Transcribe every line exactly. Leave the pictures behind.

++++ Supplied records

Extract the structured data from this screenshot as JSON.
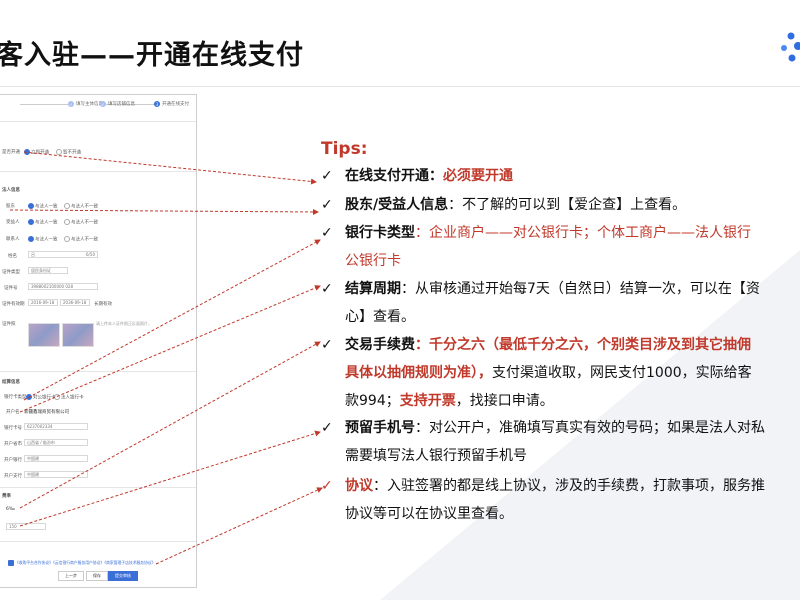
{
  "header": {
    "title": "客入驻——开通在线支付"
  },
  "form": {
    "steps": [
      "填写主体信息",
      "填写店铺信息",
      "开通在线支付"
    ],
    "open_label": "是否开通",
    "open_options": [
      "立即开通",
      "暂不开通"
    ],
    "legal_title": "法人信息",
    "holder_rows": [
      {
        "label": "股东",
        "opt1": "与法人一致",
        "opt2": "与法人不一致"
      },
      {
        "label": "受益人",
        "opt1": "与法人一致",
        "opt2": "与法人不一致"
      },
      {
        "label": "联系人",
        "opt1": "与法人一致",
        "opt2": "与法人不一致"
      }
    ],
    "name_label": "姓名",
    "name_value": "吕",
    "name_counter": "6/50",
    "id_type_label": "证件类型",
    "id_type_value": "居民身份证",
    "id_no_label": "证件号",
    "id_no_value": "3988002100000",
    "id_no_suffix": "028",
    "validity_label": "证件有效期",
    "validity_start": "2016-09-18",
    "validity_end": "2036-09-18",
    "validity_long": "长期有效",
    "photo_label": "证件照",
    "photo_hint": "请上传本人证件照正反面照片，",
    "settle_title": "结算信息",
    "card_type_label": "银行卡类型",
    "card_type_opt1": "对公银行卡",
    "card_type_opt2": "法人银行卡",
    "account_holder_label": "开户名",
    "account_holder_value": "新疆鑫瑞商贸有限公司",
    "card_no_label": "银行卡号",
    "card_no_value": "6237002334",
    "bank_area_label": "开户省市",
    "bank_area_value": "山西省 / 临汾市",
    "bank_label": "开户银行",
    "bank_value": "中国建",
    "branch_label": "开户支行",
    "branch_value": "中国建",
    "fee_title": "费率",
    "fee_value": "6‰",
    "phone_value": "150",
    "agreement_text": "《收购平台合作协议》《云信银行商户服务用户协议》《商家管理子店技术服务协议》",
    "btn_prev": "上一步",
    "btn_save": "保存",
    "btn_submit": "提交审核"
  },
  "tips": {
    "title": "Tips:",
    "items": [
      {
        "key": "在线支付开通：",
        "value": "必须要开通"
      },
      {
        "key": "股东/受益人信息",
        "value": "：不了解的可以到【爱企查】上查看。"
      },
      {
        "key": "银行卡类型",
        "value": "：企业商户——对公银行卡；个体工商户——法人银行",
        "cont": "公银行卡"
      },
      {
        "key": "结算周期",
        "value": "：从审核通过开始每7天（自然日）结算一次，可以在【资",
        "cont": "心】查看。"
      },
      {
        "key": "交易手续费",
        "value_red": "：千分之六（最低千分之六，个别类目涉及到其它抽佣",
        "cont_red": "具体以抽佣规则为准），",
        "cont_black": "支付渠道收取，网民支付1000，实际给客",
        "cont2_a": "款994；",
        "cont2_red": "支持开票",
        "cont2_b": "，找接口申请。"
      },
      {
        "key": "预留手机号",
        "value": "：对公开户，准确填写真实有效的号码；如果是法人对私",
        "cont": "需要填写法人银行预留手机号"
      },
      {
        "key": "协议",
        "value": "：入驻签署的都是线上协议，涉及的手续费，打款事项，服务推",
        "cont": "协议等可以在协议里查看。"
      }
    ]
  },
  "colors": {
    "accent": "#c0392b",
    "primary": "#3b6fd8",
    "logo": "#2f6de0"
  }
}
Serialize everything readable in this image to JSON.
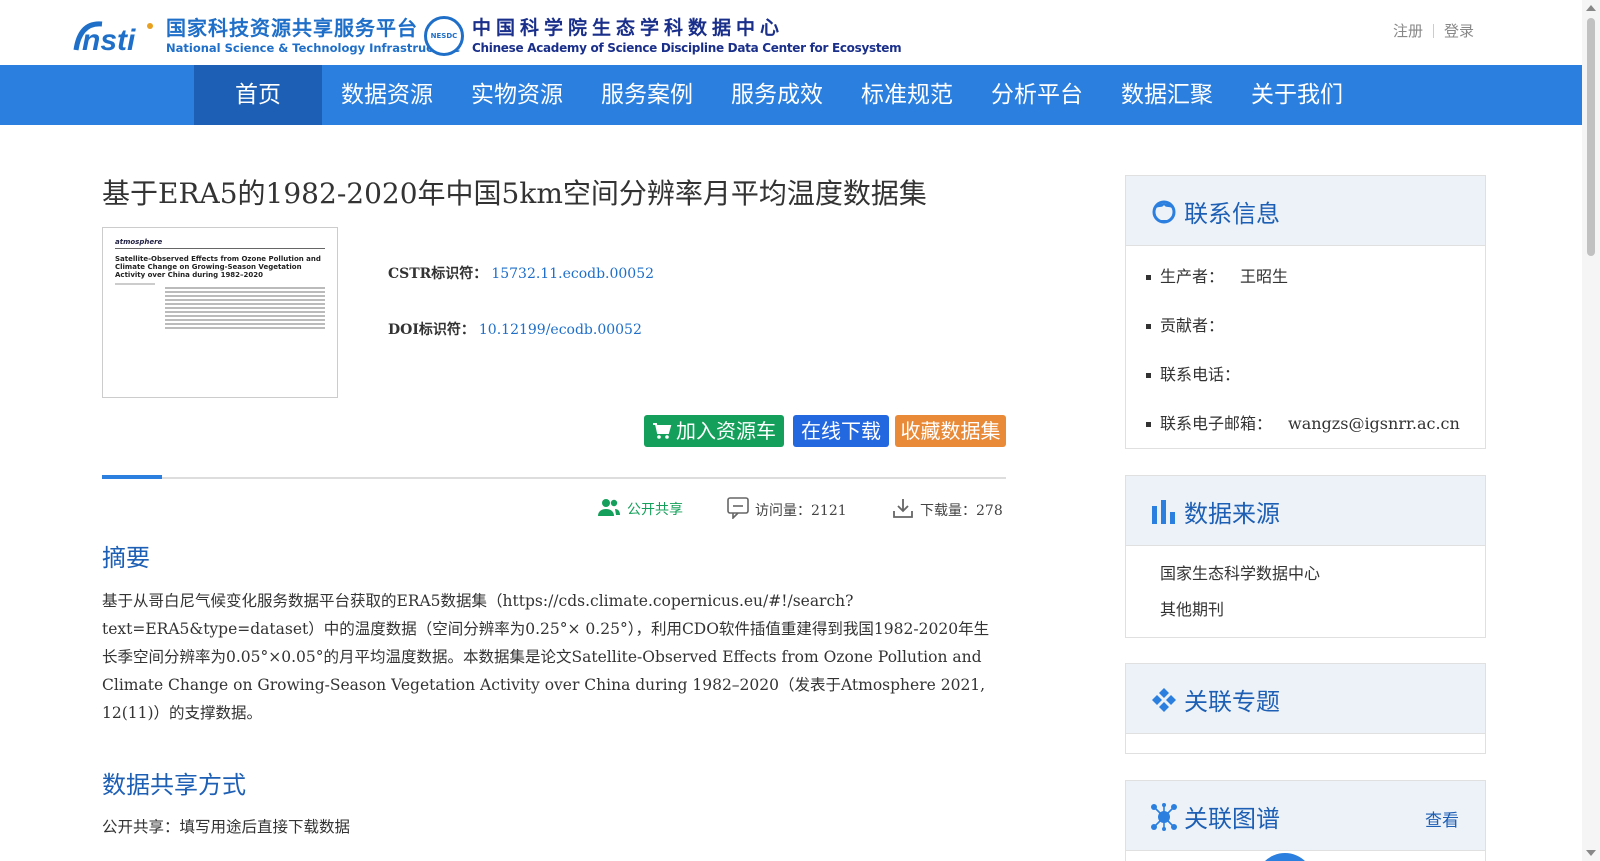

++++++++

Result of the exercise:
Extract the structured data from this screenshot as JSON.
{
  "header": {
    "title": "客入驻——开通在线支付"
  },
  "form": {
    "steps": [
      "填写主体信息",
      "填写店铺信息",
      "开通在线支付"
    ],
    "open_label": "是否开通",
    "open_options": [
      "立即开通",
      "暂不开通"
    ],
    "legal_title": "法人信息",
    "holder_rows": [
      {
        "label": "股东",
        "opt1": "与法人一致",
        "opt2": "与法人不一致"
      },
      {
        "label": "受益人",
        "opt1": "与法人一致",
        "opt2": "与法人不一致"
      },
      {
        "label": "联系人",
        "opt1": "与法人一致",
        "opt2": "与法人不一致"
      }
    ],
    "name_label": "姓名",
    "name_value": "吕",
    "name_counter": "6/50",
    "id_type_label": "证件类型",
    "id_type_value": "居民身份证",
    "id_no_label": "证件号",
    "id_no_value": "3988002100000",
    "id_no_suffix": "028",
    "validity_label": "证件有效期",
    "validity_start": "2016-09-18",
    "validity_end": "2036-09-18",
    "validity_long": "长期有效",
    "photo_label": "证件照",
    "photo_hint": "请上传本人证件照正反面照片，",
    "settle_title": "结算信息",
    "card_type_label": "银行卡类型",
    "card_type_opt1": "对公银行卡",
    "card_type_opt2": "法人银行卡",
    "account_holder_label": "开户名",
    "account_holder_value": "新疆鑫瑞商贸有限公司",
    "card_no_label": "银行卡号",
    "card_no_value": "6237002334",
    "bank_area_label": "开户省市",
    "bank_area_value": "山西省 / 临汾市",
    "bank_label": "开户银行",
    "bank_value": "中国建",
    "branch_label": "开户支行",
    "branch_value": "中国建",
    "fee_title": "费率",
    "fee_value": "6‰",
    "phone_value": "150",
    "agreement_text": "《收购平台合作协议》《云信银行商户服务用户协议》《商家管理子店技术服务协议》",
    "btn_prev": "上一步",
    "btn_save": "保存",
    "btn_submit": "提交审核"
  },
  "tips": {
    "title": "Tips:",
    "items": [
      {
        "key": "在线支付开通：",
        "value": "必须要开通"
      },
      {
        "key": "股东/受益人信息",
        "value": "：不了解的可以到【爱企查】上查看。"
      },
      {
        "key": "银行卡类型",
        "value": "：企业商户——对公银行卡；个体工商户——法人银行",
        "cont": "公银行卡"
      },
      {
        "key": "结算周期",
        "value": "：从审核通过开始每7天（自然日）结算一次，可以在【资",
        "cont": "心】查看。"
      },
      {
        "key": "交易手续费",
        "value_red": "：千分之六（最低千分之六，个别类目涉及到其它抽佣",
        "cont_red": "具体以抽佣规则为准），",
        "cont_black": "支付渠道收取，网民支付1000，实际给客",
        "cont2_a": "款994；",
        "cont2_red": "支持开票",
        "cont2_b": "，找接口申请。"
      },
      {
        "key": "预留手机号",
        "value": "：对公开户，准确填写真实有效的号码；如果是法人对私",
        "cont": "需要填写法人银行预留手机号"
      },
      {
        "key": "协议",
        "value": "：入驻签署的都是线上协议，涉及的手续费，打款事项，服务推",
        "cont": "协议等可以在协议里查看。"
      }
    ]
  },
  "colors": {
    "accent": "#c0392b",
    "primary": "#3b6fd8",
    "logo": "#2f6de0"
  }
}
Serialize everything readable in this image to JSON.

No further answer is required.